### Exercise details
Which lines in the material below contain the word "流动负债"? Copy each of them.

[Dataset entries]
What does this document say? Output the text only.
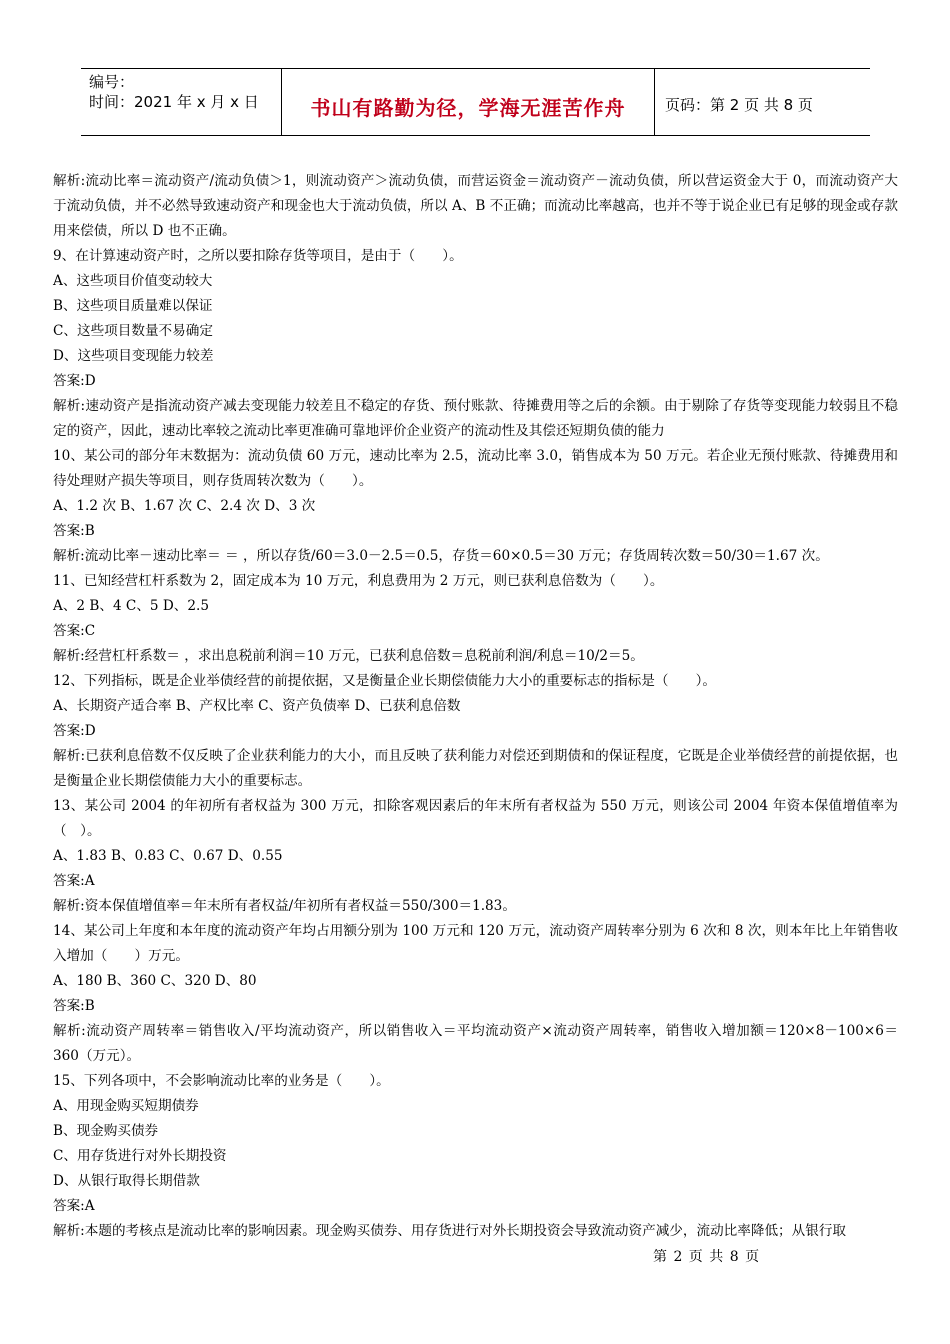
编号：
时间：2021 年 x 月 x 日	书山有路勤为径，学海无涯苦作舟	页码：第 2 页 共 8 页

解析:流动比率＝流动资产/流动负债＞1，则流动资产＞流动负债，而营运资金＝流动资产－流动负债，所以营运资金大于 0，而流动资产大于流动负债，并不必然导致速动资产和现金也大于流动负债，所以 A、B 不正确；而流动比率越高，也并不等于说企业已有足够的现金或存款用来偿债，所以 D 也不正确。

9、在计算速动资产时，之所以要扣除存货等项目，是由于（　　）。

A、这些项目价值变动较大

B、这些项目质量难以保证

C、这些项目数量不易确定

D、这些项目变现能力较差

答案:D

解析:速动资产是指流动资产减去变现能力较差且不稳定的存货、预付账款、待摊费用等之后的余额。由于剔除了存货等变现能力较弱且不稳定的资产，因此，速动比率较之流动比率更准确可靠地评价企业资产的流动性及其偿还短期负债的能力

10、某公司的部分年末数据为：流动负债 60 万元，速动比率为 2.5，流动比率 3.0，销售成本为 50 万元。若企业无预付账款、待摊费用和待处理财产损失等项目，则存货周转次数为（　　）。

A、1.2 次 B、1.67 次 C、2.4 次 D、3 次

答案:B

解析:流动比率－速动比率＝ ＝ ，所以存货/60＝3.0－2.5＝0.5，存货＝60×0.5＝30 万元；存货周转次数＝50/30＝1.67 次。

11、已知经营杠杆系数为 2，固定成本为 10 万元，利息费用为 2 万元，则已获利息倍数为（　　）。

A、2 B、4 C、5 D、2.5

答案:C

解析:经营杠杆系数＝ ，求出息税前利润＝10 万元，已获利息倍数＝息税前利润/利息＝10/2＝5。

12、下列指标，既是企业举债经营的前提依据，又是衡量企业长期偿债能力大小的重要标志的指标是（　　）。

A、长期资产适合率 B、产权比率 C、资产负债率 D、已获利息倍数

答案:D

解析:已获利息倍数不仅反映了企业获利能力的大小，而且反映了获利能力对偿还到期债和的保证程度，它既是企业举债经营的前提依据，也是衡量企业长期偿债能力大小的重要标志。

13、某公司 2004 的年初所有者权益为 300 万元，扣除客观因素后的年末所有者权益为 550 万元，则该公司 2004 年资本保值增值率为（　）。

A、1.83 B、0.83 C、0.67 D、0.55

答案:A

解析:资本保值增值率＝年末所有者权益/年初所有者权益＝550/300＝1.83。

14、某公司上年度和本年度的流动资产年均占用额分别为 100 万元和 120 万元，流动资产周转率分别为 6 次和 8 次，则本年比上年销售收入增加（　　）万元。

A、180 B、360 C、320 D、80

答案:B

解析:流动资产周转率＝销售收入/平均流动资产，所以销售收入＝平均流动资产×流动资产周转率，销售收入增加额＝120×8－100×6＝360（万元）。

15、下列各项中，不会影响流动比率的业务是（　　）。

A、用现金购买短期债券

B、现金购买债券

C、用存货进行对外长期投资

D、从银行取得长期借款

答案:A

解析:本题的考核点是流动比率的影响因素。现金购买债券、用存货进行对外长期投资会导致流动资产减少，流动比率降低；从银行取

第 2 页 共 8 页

--

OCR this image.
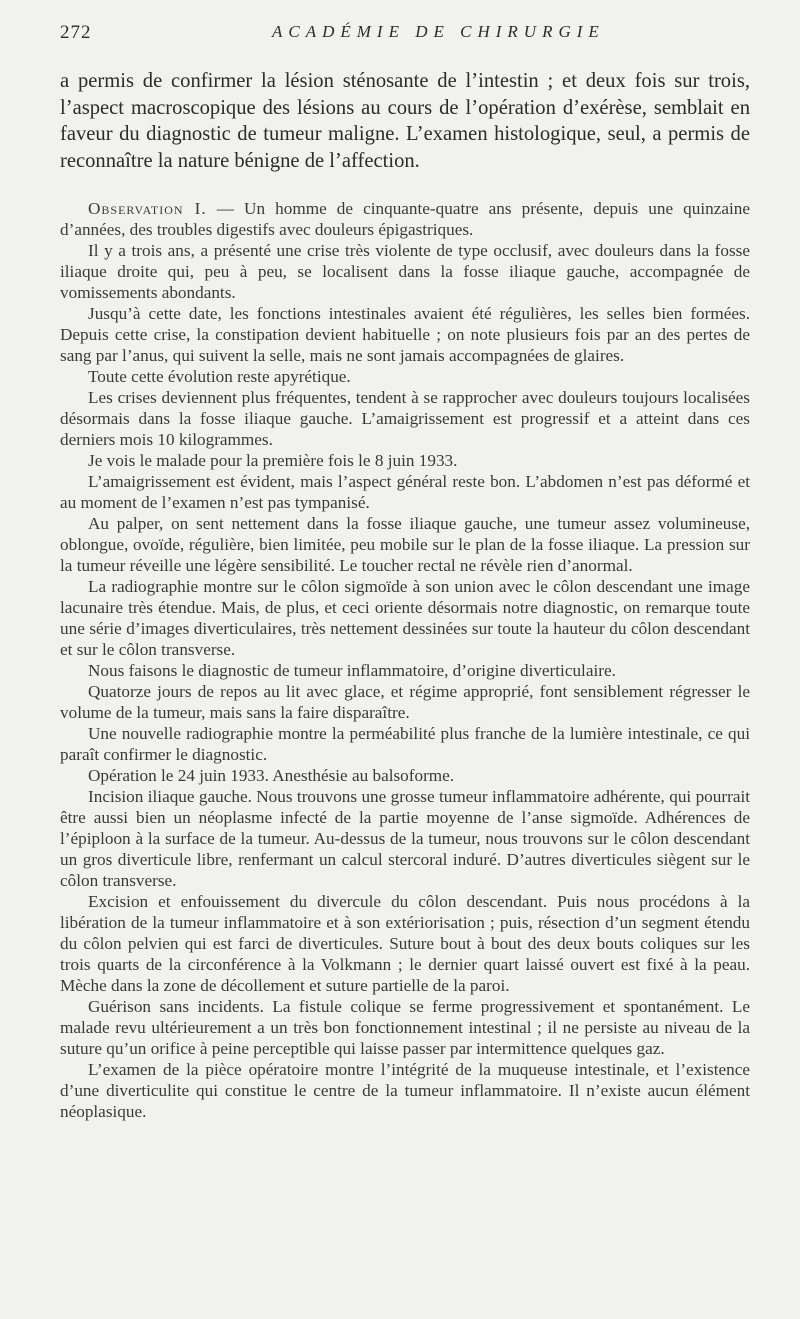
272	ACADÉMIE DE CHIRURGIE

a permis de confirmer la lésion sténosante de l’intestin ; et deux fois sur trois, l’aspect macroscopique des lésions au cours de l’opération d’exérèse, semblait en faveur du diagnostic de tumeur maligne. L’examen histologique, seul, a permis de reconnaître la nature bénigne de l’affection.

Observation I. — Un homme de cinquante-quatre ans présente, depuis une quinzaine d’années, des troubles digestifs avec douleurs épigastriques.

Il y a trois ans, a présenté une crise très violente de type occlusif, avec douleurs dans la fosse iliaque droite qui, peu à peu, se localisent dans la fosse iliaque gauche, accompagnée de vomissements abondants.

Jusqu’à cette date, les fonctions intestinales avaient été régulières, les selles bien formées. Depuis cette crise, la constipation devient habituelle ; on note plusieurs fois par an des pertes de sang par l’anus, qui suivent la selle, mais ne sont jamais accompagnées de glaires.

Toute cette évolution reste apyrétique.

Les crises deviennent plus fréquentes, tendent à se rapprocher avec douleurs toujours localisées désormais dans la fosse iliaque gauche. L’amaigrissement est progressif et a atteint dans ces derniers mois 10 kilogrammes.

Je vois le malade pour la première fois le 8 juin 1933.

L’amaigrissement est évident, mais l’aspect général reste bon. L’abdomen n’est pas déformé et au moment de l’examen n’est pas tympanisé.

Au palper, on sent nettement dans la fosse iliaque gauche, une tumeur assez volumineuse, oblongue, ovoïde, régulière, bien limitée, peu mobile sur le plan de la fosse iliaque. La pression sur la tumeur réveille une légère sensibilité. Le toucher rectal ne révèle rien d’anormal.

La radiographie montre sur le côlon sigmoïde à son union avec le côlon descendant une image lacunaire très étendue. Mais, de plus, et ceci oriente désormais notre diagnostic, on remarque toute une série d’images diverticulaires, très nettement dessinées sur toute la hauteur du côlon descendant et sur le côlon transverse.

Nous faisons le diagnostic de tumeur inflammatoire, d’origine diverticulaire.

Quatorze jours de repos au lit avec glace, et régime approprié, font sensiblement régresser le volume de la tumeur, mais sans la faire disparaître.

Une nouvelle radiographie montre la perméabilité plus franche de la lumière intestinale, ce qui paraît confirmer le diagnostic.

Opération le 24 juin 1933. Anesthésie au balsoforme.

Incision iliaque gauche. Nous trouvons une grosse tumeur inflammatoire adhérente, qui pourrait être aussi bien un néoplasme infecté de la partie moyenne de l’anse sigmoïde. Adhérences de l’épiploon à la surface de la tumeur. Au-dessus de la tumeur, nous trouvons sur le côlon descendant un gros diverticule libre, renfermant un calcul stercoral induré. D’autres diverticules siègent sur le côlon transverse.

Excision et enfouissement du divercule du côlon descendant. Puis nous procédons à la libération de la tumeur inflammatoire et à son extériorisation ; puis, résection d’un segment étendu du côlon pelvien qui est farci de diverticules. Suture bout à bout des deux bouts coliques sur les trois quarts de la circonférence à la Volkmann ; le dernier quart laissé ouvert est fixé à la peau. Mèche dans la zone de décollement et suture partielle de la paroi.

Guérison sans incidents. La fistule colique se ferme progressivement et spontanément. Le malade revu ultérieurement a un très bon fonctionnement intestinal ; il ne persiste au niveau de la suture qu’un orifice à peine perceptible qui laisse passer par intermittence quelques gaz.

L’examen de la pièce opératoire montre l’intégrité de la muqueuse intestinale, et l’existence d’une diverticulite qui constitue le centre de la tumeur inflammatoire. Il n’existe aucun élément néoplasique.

### Answer to this task
解析:流动比率＝流动资产/流动负债＞1，则流动资产＞流动负债，而营运资金＝流动资产－流动负债，所以营运资金大于 0，而流动资产大于流动负债，并不必然导致速动资产和现金也大于流动负债，所以 A、B 不正确；而流动比率越高，也并不等于说企业已有足够的现金或存款用来偿债，所以 D 也不正确。
10、某公司的部分年末数据为：流动负债 60 万元，速动比率为 2.5，流动比率 3.0，销售成本为 50 万元。若企业无预付账款、待摊费用和待处理财产损失等项目，则存货周转次数为（　　）。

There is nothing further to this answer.